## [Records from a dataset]
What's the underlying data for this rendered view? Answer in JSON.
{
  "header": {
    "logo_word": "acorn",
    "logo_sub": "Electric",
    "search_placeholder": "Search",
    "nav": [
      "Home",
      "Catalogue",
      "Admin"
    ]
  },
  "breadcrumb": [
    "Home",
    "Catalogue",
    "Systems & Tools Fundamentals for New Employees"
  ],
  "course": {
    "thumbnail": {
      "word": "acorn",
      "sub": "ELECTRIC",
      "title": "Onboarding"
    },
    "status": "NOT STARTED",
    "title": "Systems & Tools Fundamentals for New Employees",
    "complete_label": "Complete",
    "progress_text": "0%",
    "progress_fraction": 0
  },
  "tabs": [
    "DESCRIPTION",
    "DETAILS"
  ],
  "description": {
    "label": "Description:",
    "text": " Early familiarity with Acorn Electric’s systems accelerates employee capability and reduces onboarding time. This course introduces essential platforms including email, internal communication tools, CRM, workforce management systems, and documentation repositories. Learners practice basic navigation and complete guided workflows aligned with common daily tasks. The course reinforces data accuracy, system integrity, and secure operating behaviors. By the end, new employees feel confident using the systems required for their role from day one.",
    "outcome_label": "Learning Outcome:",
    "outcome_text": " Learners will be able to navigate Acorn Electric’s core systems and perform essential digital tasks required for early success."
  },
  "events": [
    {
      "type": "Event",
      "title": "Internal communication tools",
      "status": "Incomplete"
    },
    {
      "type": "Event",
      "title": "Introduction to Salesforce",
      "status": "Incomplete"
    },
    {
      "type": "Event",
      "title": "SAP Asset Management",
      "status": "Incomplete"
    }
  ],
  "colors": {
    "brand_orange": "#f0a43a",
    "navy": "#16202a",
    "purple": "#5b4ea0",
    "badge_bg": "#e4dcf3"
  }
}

## [SET TASK]
Retype the listing. Match it exactly.

## [ANSWER TO THIS PROBLEM]
What's the underlying data for this rendered view? Answer in JSON.
{
  "header": {
    "logo_word": "acorn",
    "logo_sub": "Electric",
    "search_placeholder": "Search",
    "nav": [
      "Home",
      "Catalogue",
      "Admin"
    ]
  },
  "breadcrumb": [
    "Home",
    "Catalogue",
    "Systems & Tools Fundamentals for New Employees"
  ],
  "course": {
    "thumbnail": {
      "word": "acorn",
      "sub": "ELECTRIC",
      "title": "Onboarding"
    },
    "status": "NOT STARTED",
    "title": "Systems & Tools Fundamentals for New Employees",
    "complete_label": "Complete",
    "progress_text": "0%",
    "progress_fraction": 0
  },
  "tabs": [
    "DESCRIPTION",
    "DETAILS"
  ],
  "description": {
    "label": "Description:",
    "text": " Early familiarity with Acorn Electric’s systems accelerates employee capability and reduces onboarding time. This course introduces essential platforms including email, internal communication tools, CRM, workforce management systems, and documentation repositories. Learners practice basic navigation and complete guided workflows aligned with common daily tasks. The course reinforces data accuracy, system integrity, and secure operating behaviors. By the end, new employees feel confident using the systems required for their role from day one.",
    "outcome_label": "Learning Outcome:",
    "outcome_text": " Learners will be able to navigate Acorn Electric’s core systems and perform essential digital tasks required for early success."
  },
  "events": [
    {
      "type": "Event",
      "title": "Internal communication tools",
      "status": "Incomplete"
    },
    {
      "type": "Event",
      "title": "Introduction to Salesforce",
      "status": "Incomplete"
    },
    {
      "type": "Event",
      "title": "SAP Asset Management",
      "status": "Incomplete"
    }
  ],
  "colors": {
    "brand_orange": "#f0a43a",
    "navy": "#16202a",
    "purple": "#5b4ea0",
    "badge_bg": "#e4dcf3"
  }
}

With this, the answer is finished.